> [THE REQUEST] Gather every line in the records below that contains the word "values".

> [DATASET EXTRACT]
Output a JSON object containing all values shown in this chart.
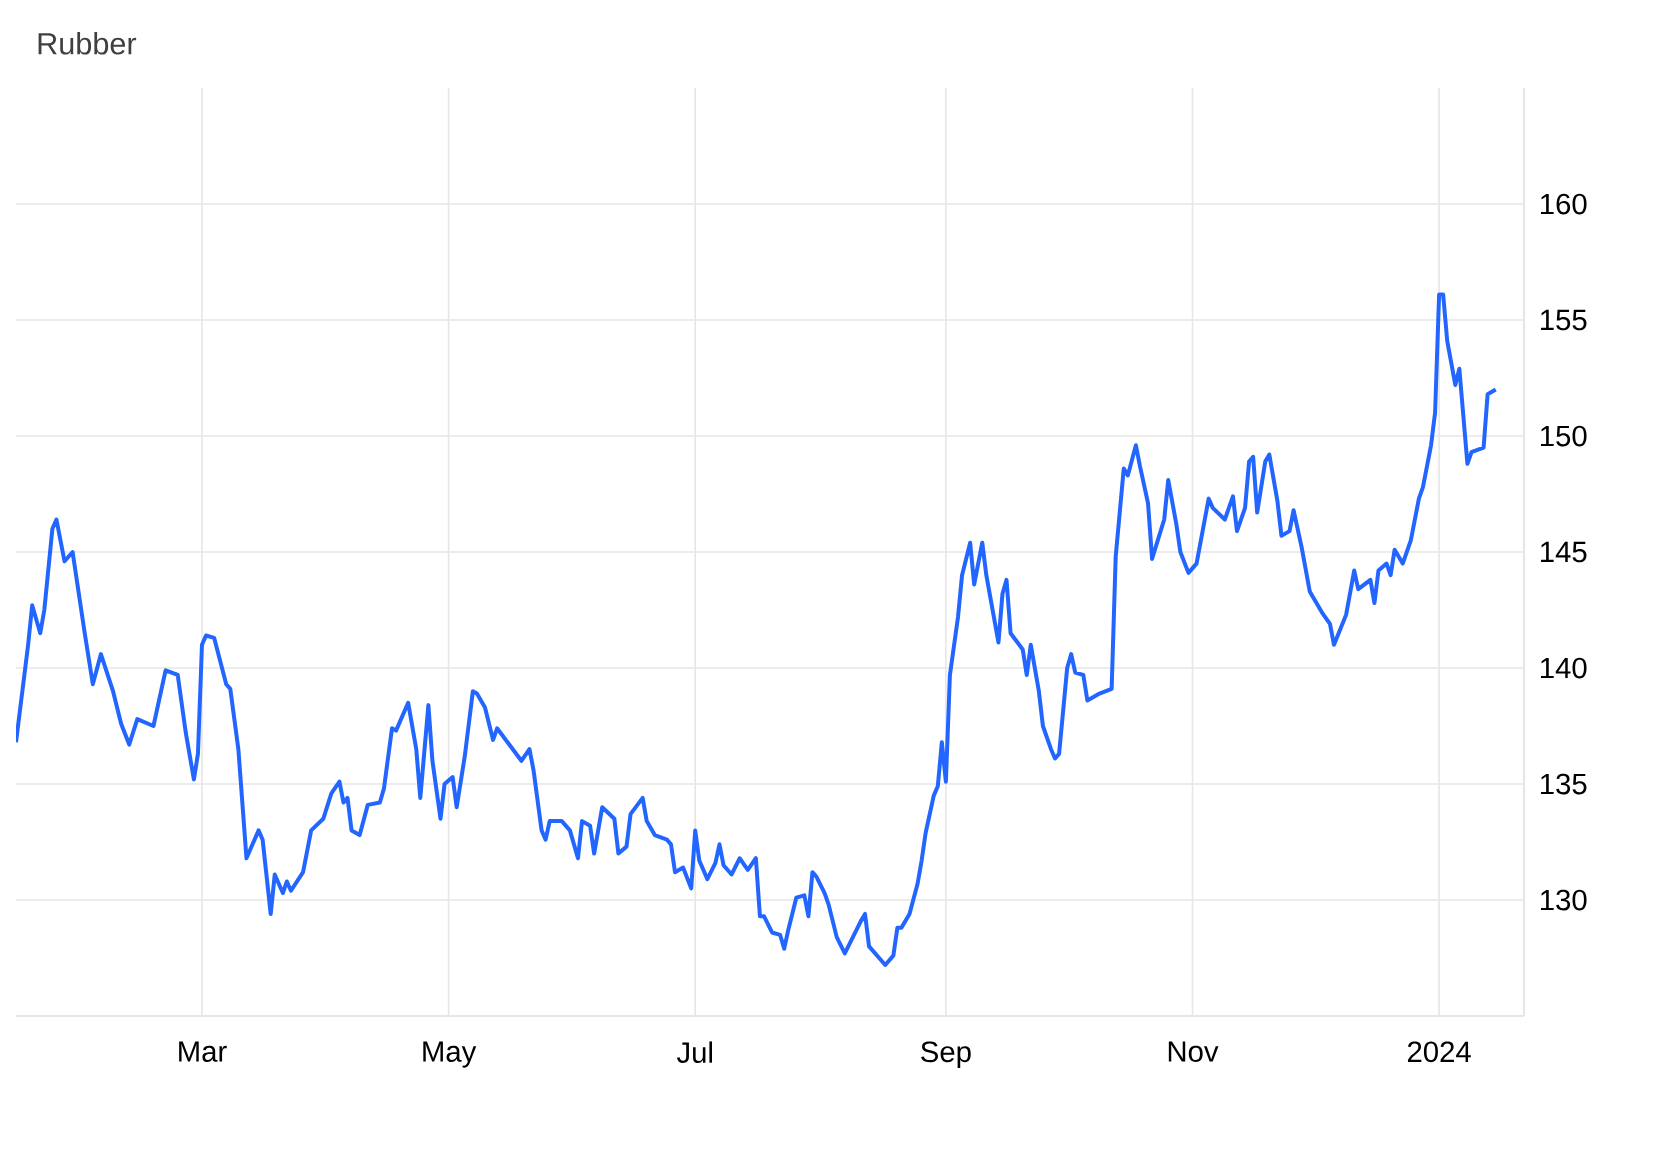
{
  "chart_data": {
    "type": "line",
    "title": "Rubber",
    "x": [
      "2023-01-14",
      "2023-01-17",
      "2023-01-18",
      "2023-01-20",
      "2023-01-21",
      "2023-01-23",
      "2023-01-24",
      "2023-01-26",
      "2023-01-28",
      "2023-01-31",
      "2023-02-02",
      "2023-02-04",
      "2023-02-07",
      "2023-02-09",
      "2023-02-11",
      "2023-02-13",
      "2023-02-17",
      "2023-02-20",
      "2023-02-23",
      "2023-02-25",
      "2023-02-27",
      "2023-02-28",
      "2023-03-01",
      "2023-03-02",
      "2023-03-04",
      "2023-03-07",
      "2023-03-08",
      "2023-03-10",
      "2023-03-12",
      "2023-03-15",
      "2023-03-16",
      "2023-03-18",
      "2023-03-19",
      "2023-03-21",
      "2023-03-22",
      "2023-03-23",
      "2023-03-26",
      "2023-03-28",
      "2023-03-31",
      "2023-04-02",
      "2023-04-04",
      "2023-04-05",
      "2023-04-06",
      "2023-04-07",
      "2023-04-09",
      "2023-04-11",
      "2023-04-14",
      "2023-04-15",
      "2023-04-17",
      "2023-04-18",
      "2023-04-21",
      "2023-04-23",
      "2023-04-24",
      "2023-04-26",
      "2023-04-27",
      "2023-04-29",
      "2023-04-30",
      "2023-05-02",
      "2023-05-03",
      "2023-05-05",
      "2023-05-07",
      "2023-05-08",
      "2023-05-10",
      "2023-05-12",
      "2023-05-13",
      "2023-05-16",
      "2023-05-19",
      "2023-05-21",
      "2023-05-22",
      "2023-05-24",
      "2023-05-25",
      "2023-05-26",
      "2023-05-29",
      "2023-05-31",
      "2023-06-02",
      "2023-06-03",
      "2023-06-05",
      "2023-06-06",
      "2023-06-08",
      "2023-06-11",
      "2023-06-12",
      "2023-06-14",
      "2023-06-15",
      "2023-06-18",
      "2023-06-19",
      "2023-06-21",
      "2023-06-24",
      "2023-06-25",
      "2023-06-26",
      "2023-06-28",
      "2023-06-30",
      "2023-07-01",
      "2023-07-02",
      "2023-07-04",
      "2023-07-06",
      "2023-07-07",
      "2023-07-08",
      "2023-07-10",
      "2023-07-12",
      "2023-07-14",
      "2023-07-16",
      "2023-07-17",
      "2023-07-18",
      "2023-07-20",
      "2023-07-22",
      "2023-07-23",
      "2023-07-24",
      "2023-07-26",
      "2023-07-28",
      "2023-07-29",
      "2023-07-30",
      "2023-07-31",
      "2023-08-02",
      "2023-08-03",
      "2023-08-05",
      "2023-08-07",
      "2023-08-11",
      "2023-08-12",
      "2023-08-13",
      "2023-08-17",
      "2023-08-19",
      "2023-08-20",
      "2023-08-21",
      "2023-08-23",
      "2023-08-25",
      "2023-08-26",
      "2023-08-27",
      "2023-08-29",
      "2023-08-30",
      "2023-08-31",
      "2023-09-01",
      "2023-09-02",
      "2023-09-04",
      "2023-09-05",
      "2023-09-07",
      "2023-09-08",
      "2023-09-10",
      "2023-09-11",
      "2023-09-14",
      "2023-09-15",
      "2023-09-16",
      "2023-09-17",
      "2023-09-20",
      "2023-09-21",
      "2023-09-22",
      "2023-09-24",
      "2023-09-25",
      "2023-09-27",
      "2023-09-28",
      "2023-09-29",
      "2023-10-01",
      "2023-10-02",
      "2023-10-03",
      "2023-10-05",
      "2023-10-06",
      "2023-10-09",
      "2023-10-12",
      "2023-10-13",
      "2023-10-15",
      "2023-10-16",
      "2023-10-18",
      "2023-10-19",
      "2023-10-21",
      "2023-10-22",
      "2023-10-25",
      "2023-10-26",
      "2023-10-28",
      "2023-10-29",
      "2023-10-31",
      "2023-11-02",
      "2023-11-05",
      "2023-11-06",
      "2023-11-09",
      "2023-11-11",
      "2023-11-12",
      "2023-11-14",
      "2023-11-15",
      "2023-11-16",
      "2023-11-17",
      "2023-11-19",
      "2023-11-20",
      "2023-11-22",
      "2023-11-23",
      "2023-11-25",
      "2023-11-26",
      "2023-11-28",
      "2023-11-30",
      "2023-12-03",
      "2023-12-05",
      "2023-12-06",
      "2023-12-09",
      "2023-12-11",
      "2023-12-12",
      "2023-12-15",
      "2023-12-16",
      "2023-12-17",
      "2023-12-19",
      "2023-12-20",
      "2023-12-21",
      "2023-12-23",
      "2023-12-25",
      "2023-12-27",
      "2023-12-28",
      "2023-12-30",
      "2023-12-31",
      "2024-01-01",
      "2024-01-02",
      "2024-01-03",
      "2024-01-05",
      "2024-01-06",
      "2024-01-08",
      "2024-01-09",
      "2024-01-12",
      "2024-01-13",
      "2024-01-15"
    ],
    "series": [
      {
        "color": "#2266ff",
        "values": [
          136.8,
          141,
          142.7,
          141.5,
          142.5,
          146,
          146.4,
          144.6,
          145,
          141.5,
          139.3,
          140.6,
          139,
          137.6,
          136.7,
          137.8,
          137.5,
          139.9,
          139.7,
          137.2,
          135.2,
          136.3,
          141,
          141.4,
          141.3,
          139.3,
          139.1,
          136.5,
          131.8,
          133,
          132.6,
          129.4,
          131.1,
          130.3,
          130.8,
          130.4,
          131.2,
          133,
          133.5,
          134.6,
          135.1,
          134.2,
          134.4,
          133,
          132.8,
          134.1,
          134.2,
          134.8,
          137.4,
          137.3,
          138.5,
          136.5,
          134.4,
          138.4,
          136,
          133.5,
          135,
          135.3,
          134,
          136.2,
          139,
          138.9,
          138.3,
          136.9,
          137.4,
          136.7,
          136,
          136.5,
          135.6,
          133,
          132.6,
          133.4,
          133.4,
          133,
          131.8,
          133.4,
          133.2,
          132,
          134,
          133.5,
          132,
          132.3,
          133.7,
          134.4,
          133.4,
          132.8,
          132.6,
          132.4,
          131.2,
          131.4,
          130.5,
          133,
          131.7,
          130.9,
          131.6,
          132.4,
          131.5,
          131.1,
          131.8,
          131.3,
          131.8,
          129.3,
          129.3,
          128.6,
          128.5,
          127.9,
          128.7,
          130.1,
          130.2,
          129.3,
          131.2,
          131,
          130.3,
          129.8,
          128.4,
          127.7,
          129.1,
          129.4,
          128,
          127.2,
          127.6,
          128.8,
          128.8,
          129.4,
          130.7,
          131.7,
          132.9,
          134.5,
          134.9,
          136.8,
          135.1,
          139.7,
          142.2,
          144,
          145.4,
          143.6,
          145.4,
          144,
          141.1,
          143.2,
          143.8,
          141.5,
          140.8,
          139.7,
          141,
          139,
          137.5,
          136.5,
          136.1,
          136.3,
          140,
          140.6,
          139.8,
          139.7,
          138.6,
          138.9,
          139.1,
          144.8,
          148.6,
          148.3,
          149.6,
          148.7,
          147.1,
          144.7,
          146.4,
          148.1,
          146.2,
          145,
          144.1,
          144.5,
          147.3,
          146.9,
          146.4,
          147.4,
          145.9,
          146.9,
          148.9,
          149.1,
          146.7,
          148.9,
          149.2,
          147.2,
          145.7,
          145.9,
          146.8,
          145.2,
          143.3,
          142.4,
          141.9,
          141,
          142.3,
          144.2,
          143.4,
          143.8,
          142.8,
          144.2,
          144.5,
          144,
          145.1,
          144.5,
          145.5,
          147.3,
          147.8,
          149.6,
          151,
          156.1,
          156.1,
          154.1,
          152.2,
          152.9,
          148.8,
          149.3,
          149.5,
          151.8,
          152
        ]
      }
    ],
    "xlim": [
      "2023-01-14",
      "2024-01-22"
    ],
    "xticks": [
      {
        "value": "2023-03-01",
        "label": "Mar"
      },
      {
        "value": "2023-05-01",
        "label": "May"
      },
      {
        "value": "2023-07-01",
        "label": "Jul"
      },
      {
        "value": "2023-09-01",
        "label": "Sep"
      },
      {
        "value": "2023-11-01",
        "label": "Nov"
      },
      {
        "value": "2024-01-01",
        "label": "2024"
      }
    ],
    "ylim": [
      125,
      165
    ],
    "yticks": [
      130,
      135,
      140,
      145,
      150,
      155,
      160
    ],
    "grid": true,
    "legend": false,
    "marker": "none",
    "line_style": "solid"
  }
}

> [FINISHED TASK]
Output a JSON object containing all values shown in this chart.
        "values": [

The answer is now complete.